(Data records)
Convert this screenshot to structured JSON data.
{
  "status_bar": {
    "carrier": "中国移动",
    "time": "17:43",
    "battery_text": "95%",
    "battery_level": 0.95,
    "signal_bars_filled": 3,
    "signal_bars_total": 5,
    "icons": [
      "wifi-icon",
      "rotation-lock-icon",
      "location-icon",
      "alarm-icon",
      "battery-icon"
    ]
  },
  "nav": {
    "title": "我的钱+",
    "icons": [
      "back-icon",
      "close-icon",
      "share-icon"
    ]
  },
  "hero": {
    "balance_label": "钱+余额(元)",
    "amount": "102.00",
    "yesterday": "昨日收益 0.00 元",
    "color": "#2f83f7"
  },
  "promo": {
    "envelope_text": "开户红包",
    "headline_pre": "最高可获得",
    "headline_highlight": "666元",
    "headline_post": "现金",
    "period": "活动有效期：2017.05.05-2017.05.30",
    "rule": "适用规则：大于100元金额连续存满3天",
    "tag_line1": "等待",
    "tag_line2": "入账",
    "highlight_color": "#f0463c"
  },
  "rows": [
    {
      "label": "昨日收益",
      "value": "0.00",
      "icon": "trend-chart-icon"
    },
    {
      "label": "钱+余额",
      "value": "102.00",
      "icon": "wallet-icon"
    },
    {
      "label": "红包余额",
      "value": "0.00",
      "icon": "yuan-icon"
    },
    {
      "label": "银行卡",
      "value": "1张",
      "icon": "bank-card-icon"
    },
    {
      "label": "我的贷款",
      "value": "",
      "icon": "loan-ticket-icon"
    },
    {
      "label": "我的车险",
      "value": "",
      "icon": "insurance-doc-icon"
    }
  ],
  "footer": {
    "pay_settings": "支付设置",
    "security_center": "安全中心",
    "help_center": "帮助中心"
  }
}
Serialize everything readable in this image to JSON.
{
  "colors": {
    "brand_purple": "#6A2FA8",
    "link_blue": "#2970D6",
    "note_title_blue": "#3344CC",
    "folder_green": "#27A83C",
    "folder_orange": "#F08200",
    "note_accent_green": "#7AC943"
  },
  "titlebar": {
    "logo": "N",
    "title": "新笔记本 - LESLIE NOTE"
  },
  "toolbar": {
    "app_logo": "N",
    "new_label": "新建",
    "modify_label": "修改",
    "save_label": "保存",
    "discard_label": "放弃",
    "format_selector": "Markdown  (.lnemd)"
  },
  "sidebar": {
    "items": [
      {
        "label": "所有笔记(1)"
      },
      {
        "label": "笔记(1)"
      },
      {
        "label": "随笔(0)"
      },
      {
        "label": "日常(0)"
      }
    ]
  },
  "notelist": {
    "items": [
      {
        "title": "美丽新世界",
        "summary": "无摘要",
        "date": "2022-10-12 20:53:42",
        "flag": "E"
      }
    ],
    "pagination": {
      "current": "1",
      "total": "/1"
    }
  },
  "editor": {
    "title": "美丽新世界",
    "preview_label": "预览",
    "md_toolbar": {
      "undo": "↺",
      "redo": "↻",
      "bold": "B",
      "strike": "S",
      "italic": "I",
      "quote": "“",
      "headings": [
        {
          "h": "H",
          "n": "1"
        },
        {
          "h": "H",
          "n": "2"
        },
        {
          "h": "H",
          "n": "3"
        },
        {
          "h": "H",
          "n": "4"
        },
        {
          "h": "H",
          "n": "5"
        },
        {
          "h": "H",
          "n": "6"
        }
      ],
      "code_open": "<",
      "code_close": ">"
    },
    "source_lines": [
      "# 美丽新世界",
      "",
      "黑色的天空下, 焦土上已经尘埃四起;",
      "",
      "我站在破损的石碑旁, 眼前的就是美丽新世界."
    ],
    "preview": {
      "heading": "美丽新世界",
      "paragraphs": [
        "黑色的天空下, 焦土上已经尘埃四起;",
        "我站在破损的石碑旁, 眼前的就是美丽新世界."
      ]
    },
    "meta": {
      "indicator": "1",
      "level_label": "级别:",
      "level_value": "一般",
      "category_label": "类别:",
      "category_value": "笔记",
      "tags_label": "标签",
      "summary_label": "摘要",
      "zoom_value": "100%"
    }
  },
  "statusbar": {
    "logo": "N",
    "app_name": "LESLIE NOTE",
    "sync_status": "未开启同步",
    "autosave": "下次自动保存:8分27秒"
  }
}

= WRITTEN TASK =
Repeat all the entries word for word.

= TASK RESULT =
Convert this screenshot to structured JSON data.
{
  "status_bar": {
    "carrier": "中国移动",
    "time": "17:43",
    "battery_text": "95%",
    "battery_level": 0.95,
    "signal_bars_filled": 3,
    "signal_bars_total": 5,
    "icons": [
      "wifi-icon",
      "rotation-lock-icon",
      "location-icon",
      "alarm-icon",
      "battery-icon"
    ]
  },
  "nav": {
    "title": "我的钱+",
    "icons": [
      "back-icon",
      "close-icon",
      "share-icon"
    ]
  },
  "hero": {
    "balance_label": "钱+余额(元)",
    "amount": "102.00",
    "yesterday": "昨日收益 0.00 元",
    "color": "#2f83f7"
  },
  "promo": {
    "envelope_text": "开户红包",
    "headline_pre": "最高可获得",
    "headline_highlight": "666元",
    "headline_post": "现金",
    "period": "活动有效期：2017.05.05-2017.05.30",
    "rule": "适用规则：大于100元金额连续存满3天",
    "tag_line1": "等待",
    "tag_line2": "入账",
    "highlight_color": "#f0463c"
  },
  "rows": [
    {
      "label": "昨日收益",
      "value": "0.00",
      "icon": "trend-chart-icon"
    },
    {
      "label": "钱+余额",
      "value": "102.00",
      "icon": "wallet-icon"
    },
    {
      "label": "红包余额",
      "value": "0.00",
      "icon": "yuan-icon"
    },
    {
      "label": "银行卡",
      "value": "1张",
      "icon": "bank-card-icon"
    },
    {
      "label": "我的贷款",
      "value": "",
      "icon": "loan-ticket-icon"
    },
    {
      "label": "我的车险",
      "value": "",
      "icon": "insurance-doc-icon"
    }
  ],
  "footer": {
    "pay_settings": "支付设置",
    "security_center": "安全中心",
    "help_center": "帮助中心"
  }
}
Serialize everything readable in this image to JSON.
{
  "colors": {
    "brand_purple": "#6A2FA8",
    "link_blue": "#2970D6",
    "note_title_blue": "#3344CC",
    "folder_green": "#27A83C",
    "folder_orange": "#F08200",
    "note_accent_green": "#7AC943"
  },
  "titlebar": {
    "logo": "N",
    "title": "新笔记本 - LESLIE NOTE"
  },
  "toolbar": {
    "app_logo": "N",
    "new_label": "新建",
    "modify_label": "修改",
    "save_label": "保存",
    "discard_label": "放弃",
    "format_selector": "Markdown  (.lnemd)"
  },
  "sidebar": {
    "items": [
      {
        "label": "所有笔记(1)"
      },
      {
        "label": "笔记(1)"
      },
      {
        "label": "随笔(0)"
      },
      {
        "label": "日常(0)"
      }
    ]
  },
  "notelist": {
    "items": [
      {
        "title": "美丽新世界",
        "summary": "无摘要",
        "date": "2022-10-12 20:53:42",
        "flag": "E"
      }
    ],
    "pagination": {
      "current": "1",
      "total": "/1"
    }
  },
  "editor": {
    "title": "美丽新世界",
    "preview_label": "预览",
    "md_toolbar": {
      "undo": "↺",
      "redo": "↻",
      "bold": "B",
      "strike": "S",
      "italic": "I",
      "quote": "“",
      "headings": [
        {
          "h": "H",
          "n": "1"
        },
        {
          "h": "H",
          "n": "2"
        },
        {
          "h": "H",
          "n": "3"
        },
        {
          "h": "H",
          "n": "4"
        },
        {
          "h": "H",
          "n": "5"
        },
        {
          "h": "H",
          "n": "6"
        }
      ],
      "code_open": "<",
      "code_close": ">"
    },
    "source_lines": [
      "# 美丽新世界",
      "",
      "黑色的天空下, 焦土上已经尘埃四起;",
      "",
      "我站在破损的石碑旁, 眼前的就是美丽新世界."
    ],
    "preview": {
      "heading": "美丽新世界",
      "paragraphs": [
        "黑色的天空下, 焦土上已经尘埃四起;",
        "我站在破损的石碑旁, 眼前的就是美丽新世界."
      ]
    },
    "meta": {
      "indicator": "1",
      "level_label": "级别:",
      "level_value": "一般",
      "category_label": "类别:",
      "category_value": "笔记",
      "tags_label": "标签",
      "summary_label": "摘要",
      "zoom_value": "100%"
    }
  },
  "statusbar": {
    "logo": "N",
    "app_name": "LESLIE NOTE",
    "sync_status": "未开启同步",
    "autosave": "下次自动保存:8分27秒"
  }
}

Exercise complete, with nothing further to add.